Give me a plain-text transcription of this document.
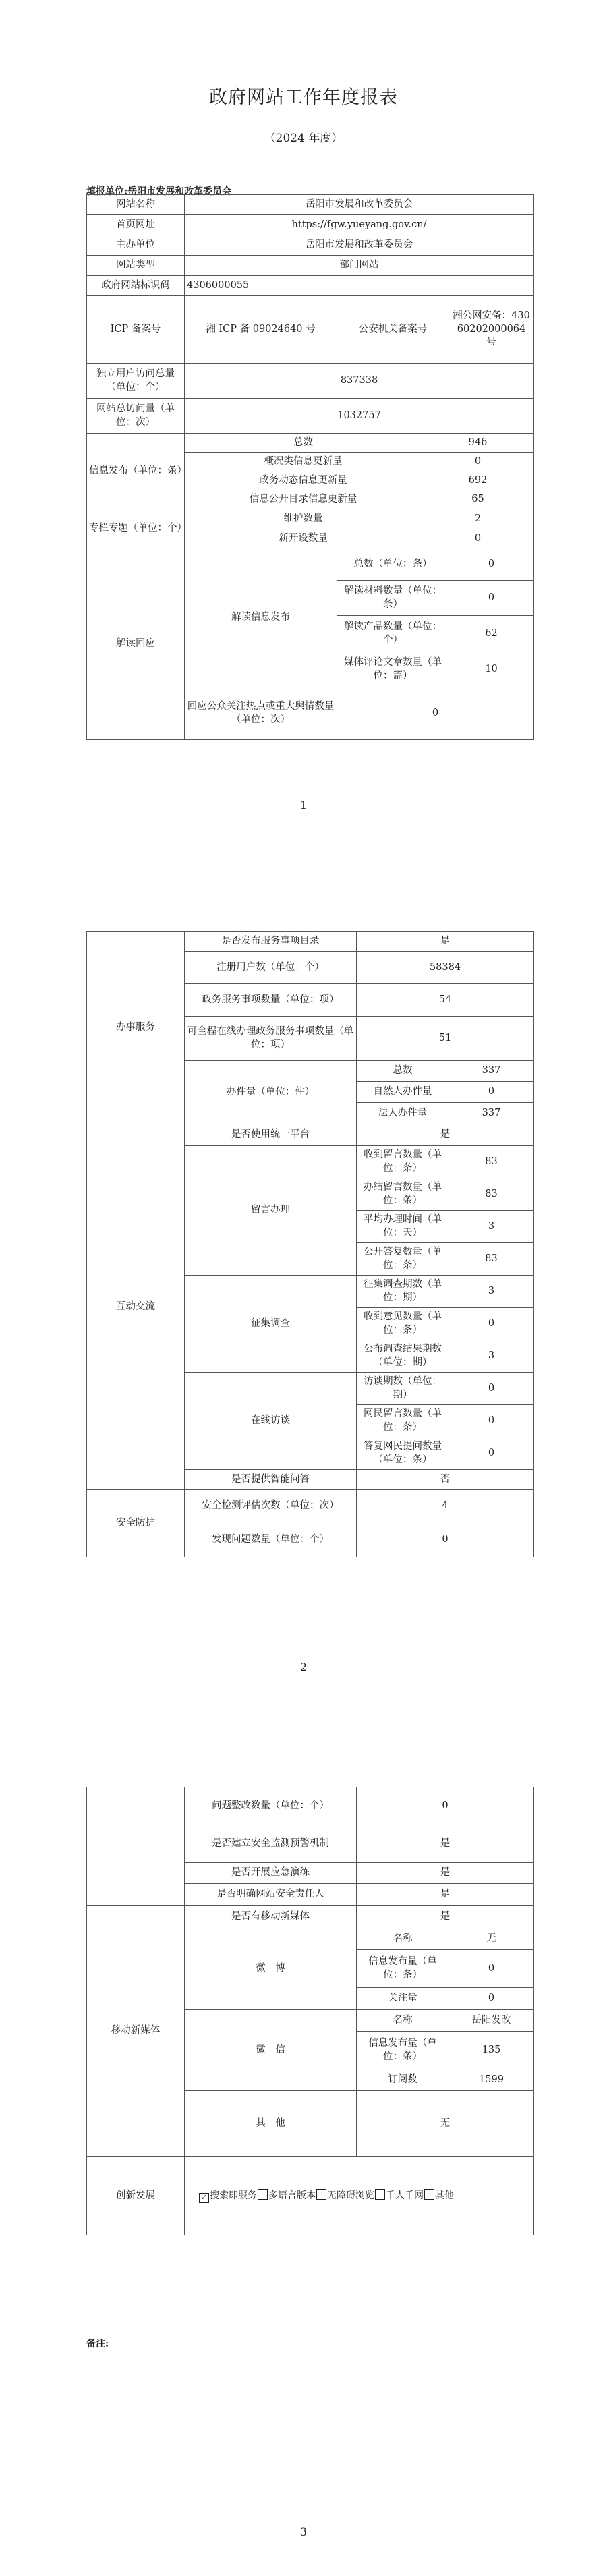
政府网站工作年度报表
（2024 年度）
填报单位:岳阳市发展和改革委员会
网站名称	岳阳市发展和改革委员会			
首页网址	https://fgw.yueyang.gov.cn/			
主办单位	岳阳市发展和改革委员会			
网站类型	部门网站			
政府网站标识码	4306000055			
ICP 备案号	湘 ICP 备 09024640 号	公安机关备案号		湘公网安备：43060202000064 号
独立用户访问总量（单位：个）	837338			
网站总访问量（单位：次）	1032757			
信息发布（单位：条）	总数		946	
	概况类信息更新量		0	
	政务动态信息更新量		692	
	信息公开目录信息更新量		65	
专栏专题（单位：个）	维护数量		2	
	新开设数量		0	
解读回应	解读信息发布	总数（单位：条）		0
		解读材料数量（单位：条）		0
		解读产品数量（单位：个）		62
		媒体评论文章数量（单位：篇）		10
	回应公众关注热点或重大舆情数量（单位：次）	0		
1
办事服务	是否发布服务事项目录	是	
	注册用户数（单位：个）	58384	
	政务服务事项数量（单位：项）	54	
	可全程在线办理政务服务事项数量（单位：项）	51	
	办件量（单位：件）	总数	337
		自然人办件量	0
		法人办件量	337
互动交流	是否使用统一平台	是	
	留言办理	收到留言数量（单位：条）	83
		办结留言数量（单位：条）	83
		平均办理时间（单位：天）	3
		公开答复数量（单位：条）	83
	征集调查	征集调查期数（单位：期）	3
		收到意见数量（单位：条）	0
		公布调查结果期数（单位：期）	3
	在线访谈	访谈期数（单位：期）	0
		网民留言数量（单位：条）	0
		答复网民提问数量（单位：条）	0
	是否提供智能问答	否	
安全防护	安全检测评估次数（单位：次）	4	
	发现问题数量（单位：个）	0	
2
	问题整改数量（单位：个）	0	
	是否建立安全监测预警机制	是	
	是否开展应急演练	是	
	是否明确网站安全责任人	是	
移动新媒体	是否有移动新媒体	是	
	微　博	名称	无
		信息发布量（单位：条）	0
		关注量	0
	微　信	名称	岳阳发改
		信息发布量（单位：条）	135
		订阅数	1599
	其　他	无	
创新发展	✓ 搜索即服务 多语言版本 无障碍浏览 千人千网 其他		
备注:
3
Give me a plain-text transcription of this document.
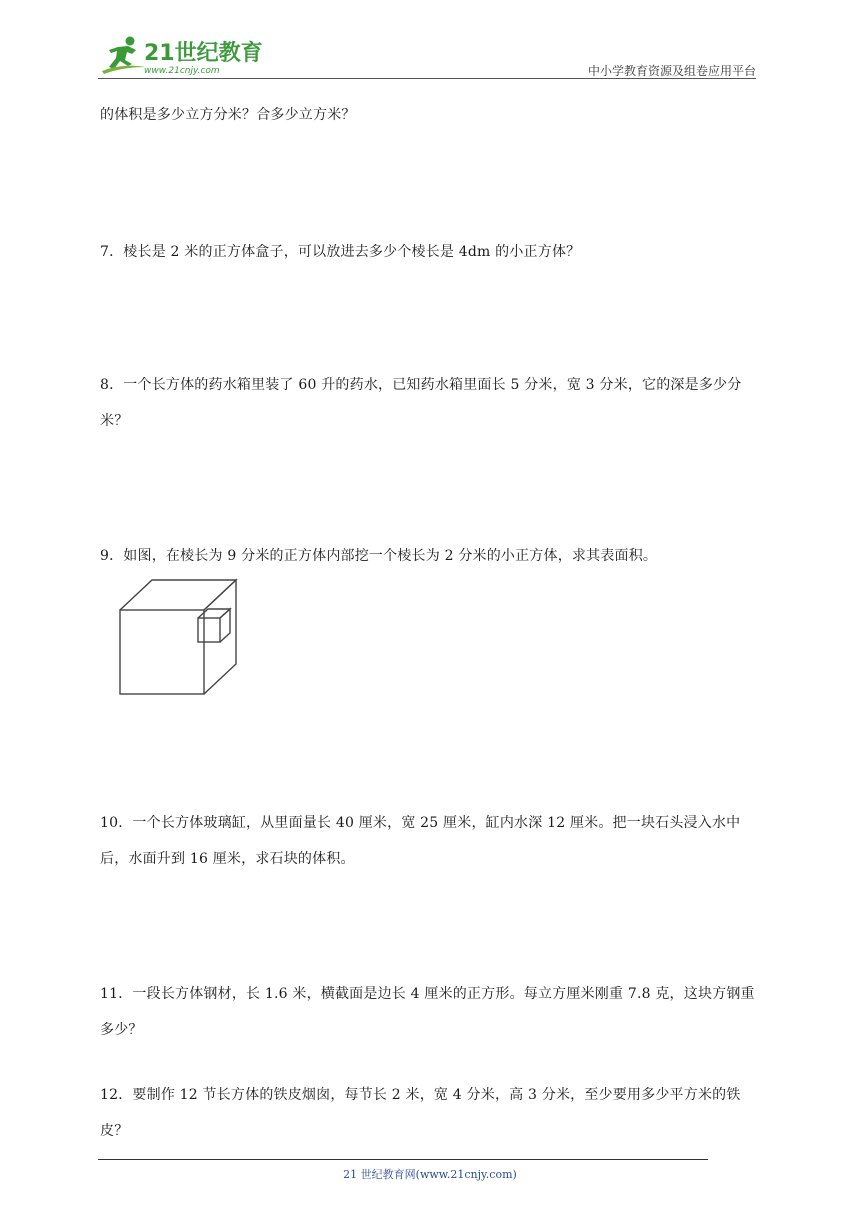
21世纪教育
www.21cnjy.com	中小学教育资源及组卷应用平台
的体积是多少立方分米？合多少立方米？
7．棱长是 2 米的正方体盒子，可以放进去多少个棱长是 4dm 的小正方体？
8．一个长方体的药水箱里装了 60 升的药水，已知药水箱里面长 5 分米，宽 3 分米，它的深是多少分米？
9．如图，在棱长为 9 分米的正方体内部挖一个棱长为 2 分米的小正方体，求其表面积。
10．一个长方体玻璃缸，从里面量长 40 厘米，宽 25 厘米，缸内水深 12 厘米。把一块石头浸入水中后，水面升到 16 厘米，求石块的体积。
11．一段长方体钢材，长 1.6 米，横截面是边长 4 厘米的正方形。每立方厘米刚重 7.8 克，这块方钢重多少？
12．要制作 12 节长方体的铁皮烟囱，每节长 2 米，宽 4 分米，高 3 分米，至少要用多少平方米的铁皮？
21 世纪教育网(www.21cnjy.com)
━━━━━━
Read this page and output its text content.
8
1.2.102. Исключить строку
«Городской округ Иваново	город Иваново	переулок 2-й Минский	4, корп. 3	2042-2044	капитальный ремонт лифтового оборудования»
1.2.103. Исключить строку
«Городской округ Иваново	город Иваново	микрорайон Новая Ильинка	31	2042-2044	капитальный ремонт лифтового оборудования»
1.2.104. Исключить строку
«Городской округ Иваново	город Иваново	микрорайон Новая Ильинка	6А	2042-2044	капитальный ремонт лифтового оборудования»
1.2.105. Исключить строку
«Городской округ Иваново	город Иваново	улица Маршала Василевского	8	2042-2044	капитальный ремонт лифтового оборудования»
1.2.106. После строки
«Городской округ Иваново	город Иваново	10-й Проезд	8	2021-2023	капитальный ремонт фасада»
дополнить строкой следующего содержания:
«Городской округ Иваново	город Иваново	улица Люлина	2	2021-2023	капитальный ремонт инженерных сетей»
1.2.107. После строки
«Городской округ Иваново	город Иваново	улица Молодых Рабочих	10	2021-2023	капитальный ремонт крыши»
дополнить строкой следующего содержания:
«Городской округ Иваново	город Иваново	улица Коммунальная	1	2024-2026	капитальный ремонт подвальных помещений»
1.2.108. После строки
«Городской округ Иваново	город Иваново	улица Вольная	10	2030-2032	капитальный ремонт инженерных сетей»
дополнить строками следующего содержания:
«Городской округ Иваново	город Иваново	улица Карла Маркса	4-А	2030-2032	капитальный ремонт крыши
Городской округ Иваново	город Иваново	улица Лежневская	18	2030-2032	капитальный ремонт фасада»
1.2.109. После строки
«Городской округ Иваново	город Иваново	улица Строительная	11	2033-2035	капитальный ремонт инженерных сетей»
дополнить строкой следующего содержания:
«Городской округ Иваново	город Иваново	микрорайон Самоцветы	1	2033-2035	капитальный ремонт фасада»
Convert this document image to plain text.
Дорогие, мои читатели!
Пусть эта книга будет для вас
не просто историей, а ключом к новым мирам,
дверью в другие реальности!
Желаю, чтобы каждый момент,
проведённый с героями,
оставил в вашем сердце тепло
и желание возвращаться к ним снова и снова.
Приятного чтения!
━━━━━━
Search the data above for lines holding "Исключить" and copy each of them.

1.2.102. Исключить строку
1.2.103. Исключить строку
1.2.104. Исключить строку
1.2.105. Исключить строку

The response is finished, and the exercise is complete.